(A run of records)
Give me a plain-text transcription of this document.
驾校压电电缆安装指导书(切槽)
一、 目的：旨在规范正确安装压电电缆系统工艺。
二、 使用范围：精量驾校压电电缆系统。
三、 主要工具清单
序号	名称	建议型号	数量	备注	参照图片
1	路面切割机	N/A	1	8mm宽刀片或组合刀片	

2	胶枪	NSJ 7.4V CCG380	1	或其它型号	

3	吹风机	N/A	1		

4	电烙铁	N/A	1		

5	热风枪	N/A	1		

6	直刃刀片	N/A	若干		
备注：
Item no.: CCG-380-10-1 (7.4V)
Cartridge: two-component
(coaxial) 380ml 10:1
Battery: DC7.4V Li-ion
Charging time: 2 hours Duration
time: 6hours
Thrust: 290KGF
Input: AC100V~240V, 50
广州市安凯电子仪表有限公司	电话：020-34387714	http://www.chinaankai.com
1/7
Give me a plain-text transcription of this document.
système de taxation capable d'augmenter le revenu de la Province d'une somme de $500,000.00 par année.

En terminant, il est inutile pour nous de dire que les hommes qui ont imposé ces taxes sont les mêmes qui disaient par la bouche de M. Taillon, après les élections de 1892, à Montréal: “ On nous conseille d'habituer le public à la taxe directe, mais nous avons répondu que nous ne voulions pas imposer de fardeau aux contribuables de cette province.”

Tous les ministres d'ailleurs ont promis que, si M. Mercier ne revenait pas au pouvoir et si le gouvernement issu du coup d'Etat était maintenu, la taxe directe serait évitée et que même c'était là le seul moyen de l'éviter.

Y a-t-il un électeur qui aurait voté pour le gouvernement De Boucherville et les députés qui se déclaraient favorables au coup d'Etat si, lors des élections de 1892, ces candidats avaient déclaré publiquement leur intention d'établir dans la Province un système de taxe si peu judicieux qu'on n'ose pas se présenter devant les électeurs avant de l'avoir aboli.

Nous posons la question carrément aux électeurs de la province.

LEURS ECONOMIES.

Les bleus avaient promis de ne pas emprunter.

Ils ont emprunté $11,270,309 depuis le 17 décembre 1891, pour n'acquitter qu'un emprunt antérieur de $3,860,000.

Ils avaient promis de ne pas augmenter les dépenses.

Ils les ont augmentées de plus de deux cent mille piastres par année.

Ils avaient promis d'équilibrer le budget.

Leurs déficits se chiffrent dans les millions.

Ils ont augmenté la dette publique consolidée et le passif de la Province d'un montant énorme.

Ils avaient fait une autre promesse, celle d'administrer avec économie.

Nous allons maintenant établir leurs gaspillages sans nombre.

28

● Set exercise: Reproduce the data, keeping every line exactly the same.

● The completed task:
Give me a plain-text transcription of this document.
驾校压电电缆安装指导书(切槽)
一、 目的：旨在规范正确安装压电电缆系统工艺。
二、 使用范围：精量驾校压电电缆系统。
三、 主要工具清单
序号	名称	建议型号	数量	备注	参照图片
1	路面切割机	N/A	1	8mm宽刀片或组合刀片	

2	胶枪	NSJ 7.4V CCG380	1	或其它型号	

3	吹风机	N/A	1		

4	电烙铁	N/A	1		

5	热风枪	N/A	1		

6	直刃刀片	N/A	若干		
备注：
Item no.: CCG-380-10-1 (7.4V)
Cartridge: two-component
(coaxial) 380ml 10:1
Battery: DC7.4V Li-ion
Charging time: 2 hours Duration
time: 6hours
Thrust: 290KGF
Input: AC100V~240V, 50
广州市安凯电子仪表有限公司	电话：020-34387714	http://www.chinaankai.com
1/7
Give me a plain-text transcription of this document.
système de taxation capable d'augmenter le revenu de la Province d'une somme de $500,000.00 par année.

En terminant, il est inutile pour nous de dire que les hommes qui ont imposé ces taxes sont les mêmes qui disaient par la bouche de M. Taillon, après les élections de 1892, à Montréal: “ On nous conseille d'habituer le public à la taxe directe, mais nous avons répondu que nous ne voulions pas imposer de fardeau aux contribuables de cette province.”

Tous les ministres d'ailleurs ont promis que, si M. Mercier ne revenait pas au pouvoir et si le gouvernement issu du coup d'Etat était maintenu, la taxe directe serait évitée et que même c'était là le seul moyen de l'éviter.

Y a-t-il un électeur qui aurait voté pour le gouvernement De Boucherville et les députés qui se déclaraient favorables au coup d'Etat si, lors des élections de 1892, ces candidats avaient déclaré publiquement leur intention d'établir dans la Province un système de taxe si peu judicieux qu'on n'ose pas se présenter devant les électeurs avant de l'avoir aboli.

Nous posons la question carrément aux électeurs de la province.

LEURS ECONOMIES.

Les bleus avaient promis de ne pas emprunter.

Ils ont emprunté $11,270,309 depuis le 17 décembre 1891, pour n'acquitter qu'un emprunt antérieur de $3,860,000.

Ils avaient promis de ne pas augmenter les dépenses.

Ils les ont augmentées de plus de deux cent mille piastres par année.

Ils avaient promis d'équilibrer le budget.

Leurs déficits se chiffrent dans les millions.

Ils ont augmenté la dette publique consolidée et le passif de la Province d'un montant énorme.

Ils avaient fait une autre promesse, celle d'administrer avec économie.

Nous allons maintenant établir leurs gaspillages sans nombre.

28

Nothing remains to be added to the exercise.